Goal of the exercise
Find the lines holding the word "Crema" and collect them.

Task material
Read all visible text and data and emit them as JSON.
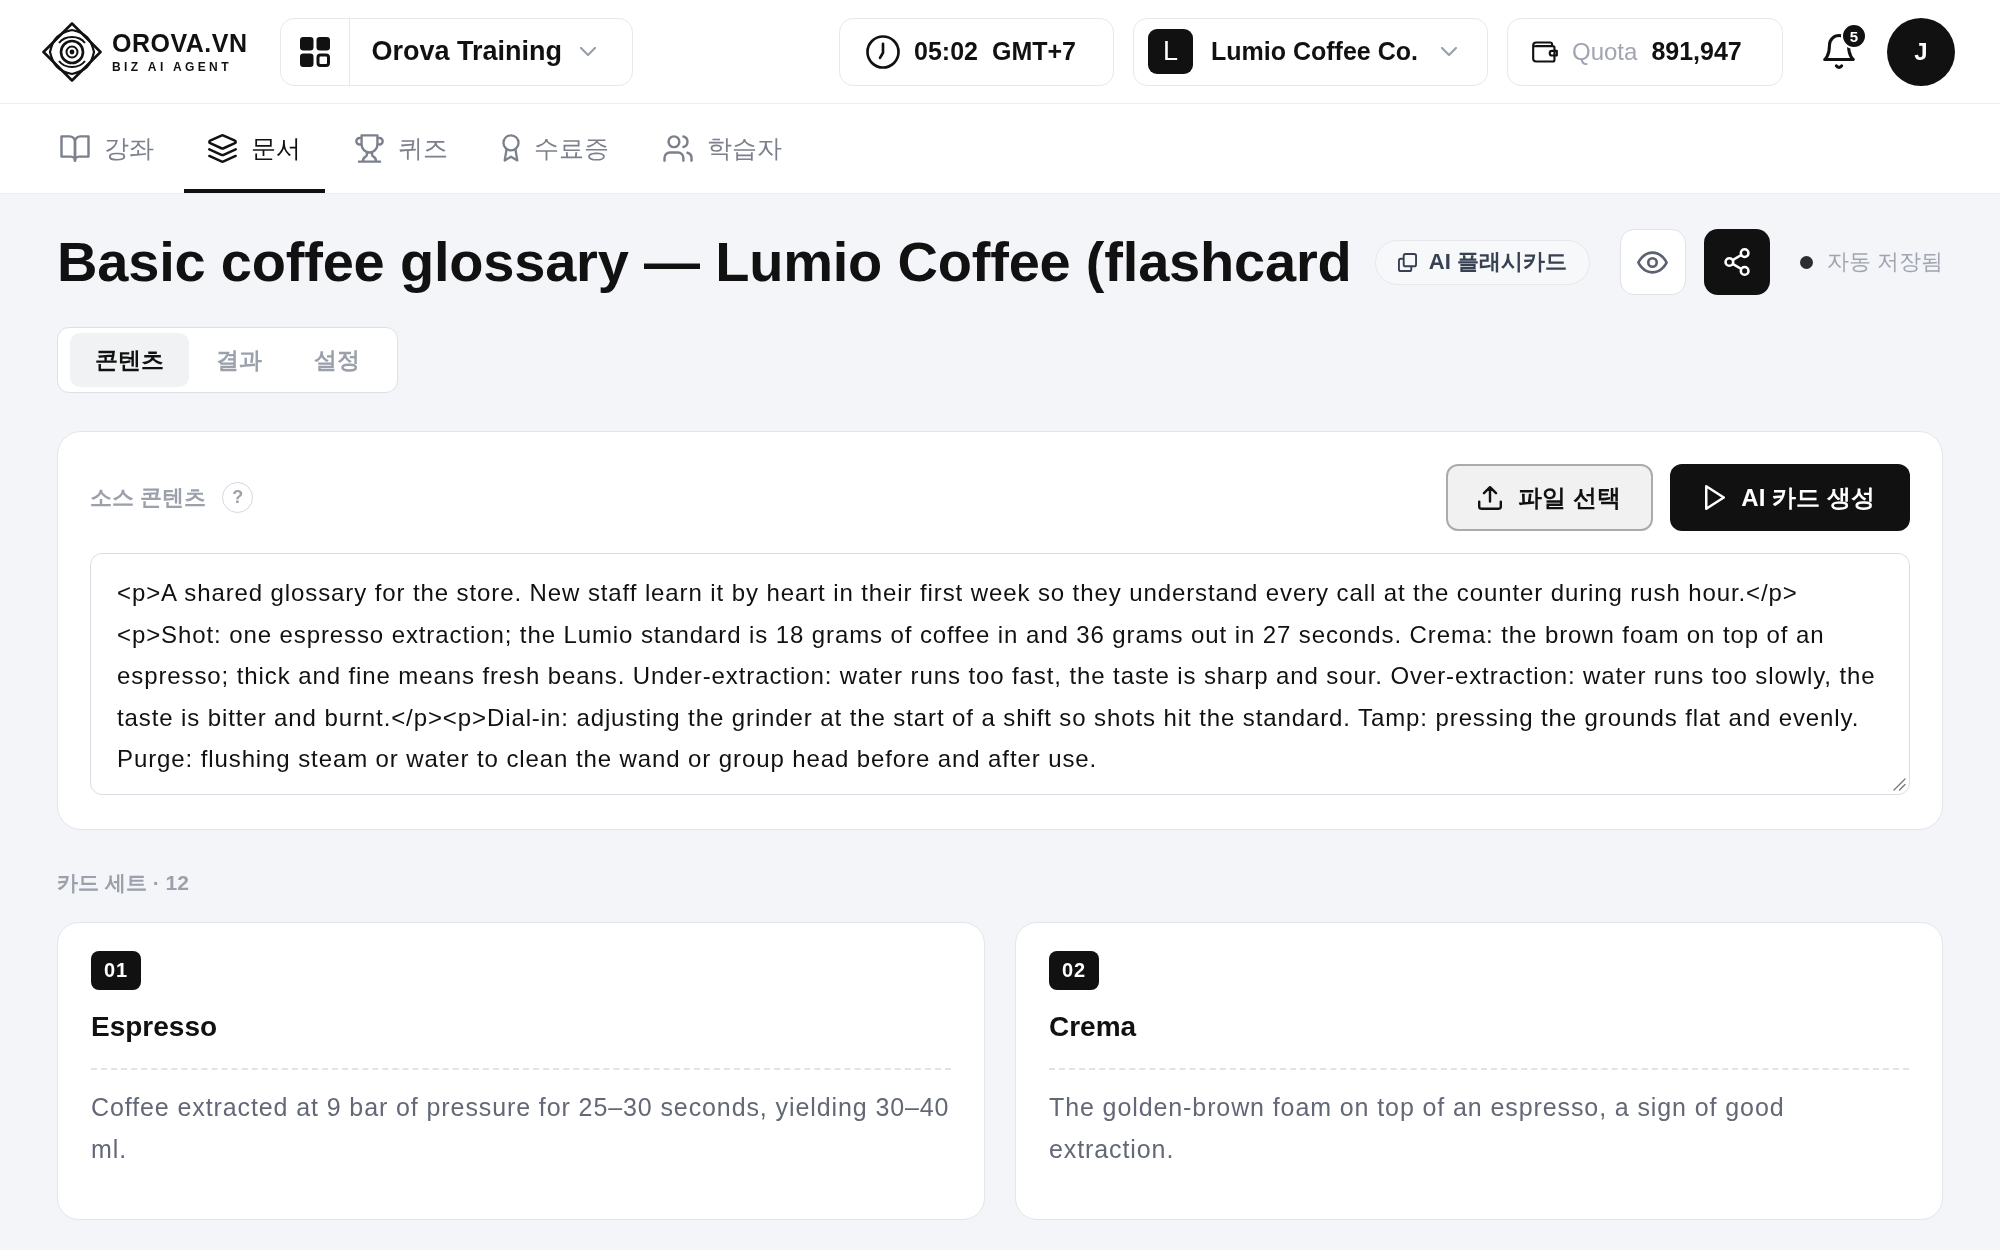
{
  "header": {
    "logo": {
      "wordmark": "OROVA.VN",
      "tagline": "BIZ AI AGENT"
    },
    "workspace": {
      "name": "Orova Training"
    },
    "clock": {
      "time": "05:02",
      "timezone": "GMT+7"
    },
    "company": {
      "initial": "L",
      "name": "Lumio Coffee Co."
    },
    "quota": {
      "label": "Quota",
      "value": "891,947"
    },
    "notifications": {
      "count": "5"
    },
    "user": {
      "initial": "J"
    }
  },
  "nav_tabs": [
    {
      "label": "강좌",
      "selected": false
    },
    {
      "label": "문서",
      "selected": true
    },
    {
      "label": "퀴즈",
      "selected": false
    },
    {
      "label": "수료증",
      "selected": false
    },
    {
      "label": "학습자",
      "selected": false
    }
  ],
  "document": {
    "title": "Basic coffee glossary — Lumio Coffee (flashcard",
    "type_badge": "AI 플래시카드",
    "autosave_status": "자동 저장됨"
  },
  "view_tabs": [
    {
      "label": "콘텐츠",
      "selected": true
    },
    {
      "label": "결과",
      "selected": false
    },
    {
      "label": "설정",
      "selected": false
    }
  ],
  "source": {
    "label": "소스 콘텐츠",
    "help": "?",
    "buttons": [
      {
        "label": "파일 선택",
        "kind": "upload"
      },
      {
        "label": "AI 카드 생성",
        "kind": "generate"
      }
    ],
    "content": "<p>A shared glossary for the store. New staff learn it by heart in their first week so they understand every call at the counter during rush hour.</p><p>Shot: one espresso extraction; the Lumio standard is 18 grams of coffee in and 36 grams out in 27 seconds. Crema: the brown foam on top of an espresso; thick and fine means fresh beans. Under-extraction: water runs too fast, the taste is sharp and sour. Over-extraction: water runs too slowly, the taste is bitter and burnt.</p><p>Dial-in: adjusting the grinder at the start of a shift so shots hit the standard. Tamp: pressing the grounds flat and evenly. Purge: flushing steam or water to clean the wand or group head before and after use."
  },
  "card_set": {
    "label": "카드 세트 · 12",
    "cards": [
      {
        "number": "01",
        "term": "Espresso",
        "definition": "Coffee extracted at 9 bar of pressure for 25–30 seconds, yielding 30–40 ml."
      },
      {
        "number": "02",
        "term": "Crema",
        "definition": "The golden-brown foam on top of an espresso, a sign of good extraction."
      }
    ]
  }
}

Solution for this problem
    "content": "<p>A shared glossary for the store. New staff learn it by heart in their first week so they understand every call at the counter during rush hour.</p><p>Shot: one espresso extraction; the Lumio standard is 18 grams of coffee in and 36 grams out in 27 seconds. Crema: the brown foam on top of an espresso; thick and fine means fresh beans. Under-extraction: water runs too fast, the taste is sharp and sour. Over-extraction: water runs too slowly, the taste is bitter and burnt.</p><p>Dial-in: adjusting the grinder at the start of a shift so shots hit the standard. Tamp: pressing the grounds flat and evenly. Purge: flushing steam or water to clean the wand or group head before and after use."
        "term": "Crema",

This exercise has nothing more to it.